Work to be completed:
Restate every line of the material, word for word.

----

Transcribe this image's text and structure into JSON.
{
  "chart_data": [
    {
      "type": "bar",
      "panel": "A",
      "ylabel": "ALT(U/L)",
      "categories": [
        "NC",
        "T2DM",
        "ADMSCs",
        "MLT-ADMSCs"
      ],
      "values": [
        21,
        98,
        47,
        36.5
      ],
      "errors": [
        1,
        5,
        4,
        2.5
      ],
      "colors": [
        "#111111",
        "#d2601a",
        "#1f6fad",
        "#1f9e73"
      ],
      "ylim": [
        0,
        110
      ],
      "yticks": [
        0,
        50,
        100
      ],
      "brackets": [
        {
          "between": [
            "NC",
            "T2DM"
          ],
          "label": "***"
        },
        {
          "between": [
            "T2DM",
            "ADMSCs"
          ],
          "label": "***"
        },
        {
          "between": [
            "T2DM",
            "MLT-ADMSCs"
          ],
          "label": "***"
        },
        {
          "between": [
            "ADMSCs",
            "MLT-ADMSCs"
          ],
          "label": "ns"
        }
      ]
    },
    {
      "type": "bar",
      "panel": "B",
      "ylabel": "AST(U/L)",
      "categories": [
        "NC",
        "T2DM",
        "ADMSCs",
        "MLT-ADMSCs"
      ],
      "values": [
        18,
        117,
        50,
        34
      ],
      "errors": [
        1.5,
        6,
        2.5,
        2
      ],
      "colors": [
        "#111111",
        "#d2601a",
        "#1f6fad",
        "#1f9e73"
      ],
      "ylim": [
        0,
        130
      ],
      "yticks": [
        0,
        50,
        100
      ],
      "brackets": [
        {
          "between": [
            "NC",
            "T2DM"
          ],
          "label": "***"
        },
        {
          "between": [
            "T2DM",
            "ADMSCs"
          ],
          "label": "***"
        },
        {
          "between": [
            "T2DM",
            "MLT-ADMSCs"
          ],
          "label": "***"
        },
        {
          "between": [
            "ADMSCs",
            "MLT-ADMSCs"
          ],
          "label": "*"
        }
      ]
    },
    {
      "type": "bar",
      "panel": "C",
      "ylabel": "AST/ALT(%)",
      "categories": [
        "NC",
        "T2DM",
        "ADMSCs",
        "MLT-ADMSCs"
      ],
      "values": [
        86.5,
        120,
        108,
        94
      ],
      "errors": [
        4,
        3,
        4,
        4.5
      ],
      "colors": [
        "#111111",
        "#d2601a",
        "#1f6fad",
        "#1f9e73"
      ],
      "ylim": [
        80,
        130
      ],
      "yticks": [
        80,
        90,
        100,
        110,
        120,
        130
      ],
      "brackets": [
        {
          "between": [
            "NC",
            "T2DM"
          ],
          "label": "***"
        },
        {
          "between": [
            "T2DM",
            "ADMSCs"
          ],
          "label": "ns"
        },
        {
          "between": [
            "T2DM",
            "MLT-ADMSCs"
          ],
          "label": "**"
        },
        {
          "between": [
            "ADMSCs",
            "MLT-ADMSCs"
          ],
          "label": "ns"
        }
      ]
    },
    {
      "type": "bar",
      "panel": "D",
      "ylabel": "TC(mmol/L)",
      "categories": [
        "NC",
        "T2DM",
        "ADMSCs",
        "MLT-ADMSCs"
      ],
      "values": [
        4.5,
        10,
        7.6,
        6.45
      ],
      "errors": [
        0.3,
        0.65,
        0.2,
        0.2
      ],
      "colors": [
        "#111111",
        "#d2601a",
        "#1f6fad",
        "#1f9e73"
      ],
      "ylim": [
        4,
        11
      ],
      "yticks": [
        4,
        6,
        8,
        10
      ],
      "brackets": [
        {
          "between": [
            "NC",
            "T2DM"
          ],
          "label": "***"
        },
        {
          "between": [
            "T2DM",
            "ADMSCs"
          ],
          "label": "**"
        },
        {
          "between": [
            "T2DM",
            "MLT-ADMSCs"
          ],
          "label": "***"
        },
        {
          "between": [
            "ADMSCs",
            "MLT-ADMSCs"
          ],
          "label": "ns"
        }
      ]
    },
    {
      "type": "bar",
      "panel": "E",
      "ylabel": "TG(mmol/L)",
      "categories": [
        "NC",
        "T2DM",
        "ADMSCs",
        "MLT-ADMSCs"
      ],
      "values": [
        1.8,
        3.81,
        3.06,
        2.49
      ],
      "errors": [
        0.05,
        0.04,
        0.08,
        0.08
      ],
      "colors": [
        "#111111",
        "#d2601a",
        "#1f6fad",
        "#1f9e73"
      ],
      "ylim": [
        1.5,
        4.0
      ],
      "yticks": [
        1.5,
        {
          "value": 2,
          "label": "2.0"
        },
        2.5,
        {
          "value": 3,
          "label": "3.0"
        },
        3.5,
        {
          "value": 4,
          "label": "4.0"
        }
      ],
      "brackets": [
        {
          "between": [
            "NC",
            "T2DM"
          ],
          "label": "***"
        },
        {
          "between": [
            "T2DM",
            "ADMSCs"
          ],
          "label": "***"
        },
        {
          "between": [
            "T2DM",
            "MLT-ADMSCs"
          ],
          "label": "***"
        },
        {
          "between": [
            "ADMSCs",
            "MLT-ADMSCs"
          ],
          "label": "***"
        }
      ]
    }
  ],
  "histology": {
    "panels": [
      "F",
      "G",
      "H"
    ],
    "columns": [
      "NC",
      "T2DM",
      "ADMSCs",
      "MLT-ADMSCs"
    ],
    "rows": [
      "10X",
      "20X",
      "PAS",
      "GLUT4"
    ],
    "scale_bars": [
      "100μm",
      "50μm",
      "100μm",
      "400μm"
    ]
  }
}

----

Expected answer:
Transcribe this image's text and structure into JSON.
{
  "chart_data": [
    {
      "type": "bar",
      "panel": "A",
      "ylabel": "ALT(U/L)",
      "categories": [
        "NC",
        "T2DM",
        "ADMSCs",
        "MLT-ADMSCs"
      ],
      "values": [
        21,
        98,
        47,
        36.5
      ],
      "errors": [
        1,
        5,
        4,
        2.5
      ],
      "colors": [
        "#111111",
        "#d2601a",
        "#1f6fad",
        "#1f9e73"
      ],
      "ylim": [
        0,
        110
      ],
      "yticks": [
        0,
        50,
        100
      ],
      "brackets": [
        {
          "between": [
            "NC",
            "T2DM"
          ],
          "label": "***"
        },
        {
          "between": [
            "T2DM",
            "ADMSCs"
          ],
          "label": "***"
        },
        {
          "between": [
            "T2DM",
            "MLT-ADMSCs"
          ],
          "label": "***"
        },
        {
          "between": [
            "ADMSCs",
            "MLT-ADMSCs"
          ],
          "label": "ns"
        }
      ]
    },
    {
      "type": "bar",
      "panel": "B",
      "ylabel": "AST(U/L)",
      "categories": [
        "NC",
        "T2DM",
        "ADMSCs",
        "MLT-ADMSCs"
      ],
      "values": [
        18,
        117,
        50,
        34
      ],
      "errors": [
        1.5,
        6,
        2.5,
        2
      ],
      "colors": [
        "#111111",
        "#d2601a",
        "#1f6fad",
        "#1f9e73"
      ],
      "ylim": [
        0,
        130
      ],
      "yticks": [
        0,
        50,
        100
      ],
      "brackets": [
        {
          "between": [
            "NC",
            "T2DM"
          ],
          "label": "***"
        },
        {
          "between": [
            "T2DM",
            "ADMSCs"
          ],
          "label": "***"
        },
        {
          "between": [
            "T2DM",
            "MLT-ADMSCs"
          ],
          "label": "***"
        },
        {
          "between": [
            "ADMSCs",
            "MLT-ADMSCs"
          ],
          "label": "*"
        }
      ]
    },
    {
      "type": "bar",
      "panel": "C",
      "ylabel": "AST/ALT(%)",
      "categories": [
        "NC",
        "T2DM",
        "ADMSCs",
        "MLT-ADMSCs"
      ],
      "values": [
        86.5,
        120,
        108,
        94
      ],
      "errors": [
        4,
        3,
        4,
        4.5
      ],
      "colors": [
        "#111111",
        "#d2601a",
        "#1f6fad",
        "#1f9e73"
      ],
      "ylim": [
        80,
        130
      ],
      "yticks": [
        80,
        90,
        100,
        110,
        120,
        130
      ],
      "brackets": [
        {
          "between": [
            "NC",
            "T2DM"
          ],
          "label": "***"
        },
        {
          "between": [
            "T2DM",
            "ADMSCs"
          ],
          "label": "ns"
        },
        {
          "between": [
            "T2DM",
            "MLT-ADMSCs"
          ],
          "label": "**"
        },
        {
          "between": [
            "ADMSCs",
            "MLT-ADMSCs"
          ],
          "label": "ns"
        }
      ]
    },
    {
      "type": "bar",
      "panel": "D",
      "ylabel": "TC(mmol/L)",
      "categories": [
        "NC",
        "T2DM",
        "ADMSCs",
        "MLT-ADMSCs"
      ],
      "values": [
        4.5,
        10,
        7.6,
        6.45
      ],
      "errors": [
        0.3,
        0.65,
        0.2,
        0.2
      ],
      "colors": [
        "#111111",
        "#d2601a",
        "#1f6fad",
        "#1f9e73"
      ],
      "ylim": [
        4,
        11
      ],
      "yticks": [
        4,
        6,
        8,
        10
      ],
      "brackets": [
        {
          "between": [
            "NC",
            "T2DM"
          ],
          "label": "***"
        },
        {
          "between": [
            "T2DM",
            "ADMSCs"
          ],
          "label": "**"
        },
        {
          "between": [
            "T2DM",
            "MLT-ADMSCs"
          ],
          "label": "***"
        },
        {
          "between": [
            "ADMSCs",
            "MLT-ADMSCs"
          ],
          "label": "ns"
        }
      ]
    },
    {
      "type": "bar",
      "panel": "E",
      "ylabel": "TG(mmol/L)",
      "categories": [
        "NC",
        "T2DM",
        "ADMSCs",
        "MLT-ADMSCs"
      ],
      "values": [
        1.8,
        3.81,
        3.06,
        2.49
      ],
      "errors": [
        0.05,
        0.04,
        0.08,
        0.08
      ],
      "colors": [
        "#111111",
        "#d2601a",
        "#1f6fad",
        "#1f9e73"
      ],
      "ylim": [
        1.5,
        4.0
      ],
      "yticks": [
        1.5,
        {
          "value": 2,
          "label": "2.0"
        },
        2.5,
        {
          "value": 3,
          "label": "3.0"
        },
        3.5,
        {
          "value": 4,
          "label": "4.0"
        }
      ],
      "brackets": [
        {
          "between": [
            "NC",
            "T2DM"
          ],
          "label": "***"
        },
        {
          "between": [
            "T2DM",
            "ADMSCs"
          ],
          "label": "***"
        },
        {
          "between": [
            "T2DM",
            "MLT-ADMSCs"
          ],
          "label": "***"
        },
        {
          "between": [
            "ADMSCs",
            "MLT-ADMSCs"
          ],
          "label": "***"
        }
      ]
    }
  ],
  "histology": {
    "panels": [
      "F",
      "G",
      "H"
    ],
    "columns": [
      "NC",
      "T2DM",
      "ADMSCs",
      "MLT-ADMSCs"
    ],
    "rows": [
      "10X",
      "20X",
      "PAS",
      "GLUT4"
    ],
    "scale_bars": [
      "100μm",
      "50μm",
      "100μm",
      "400μm"
    ]
  }
}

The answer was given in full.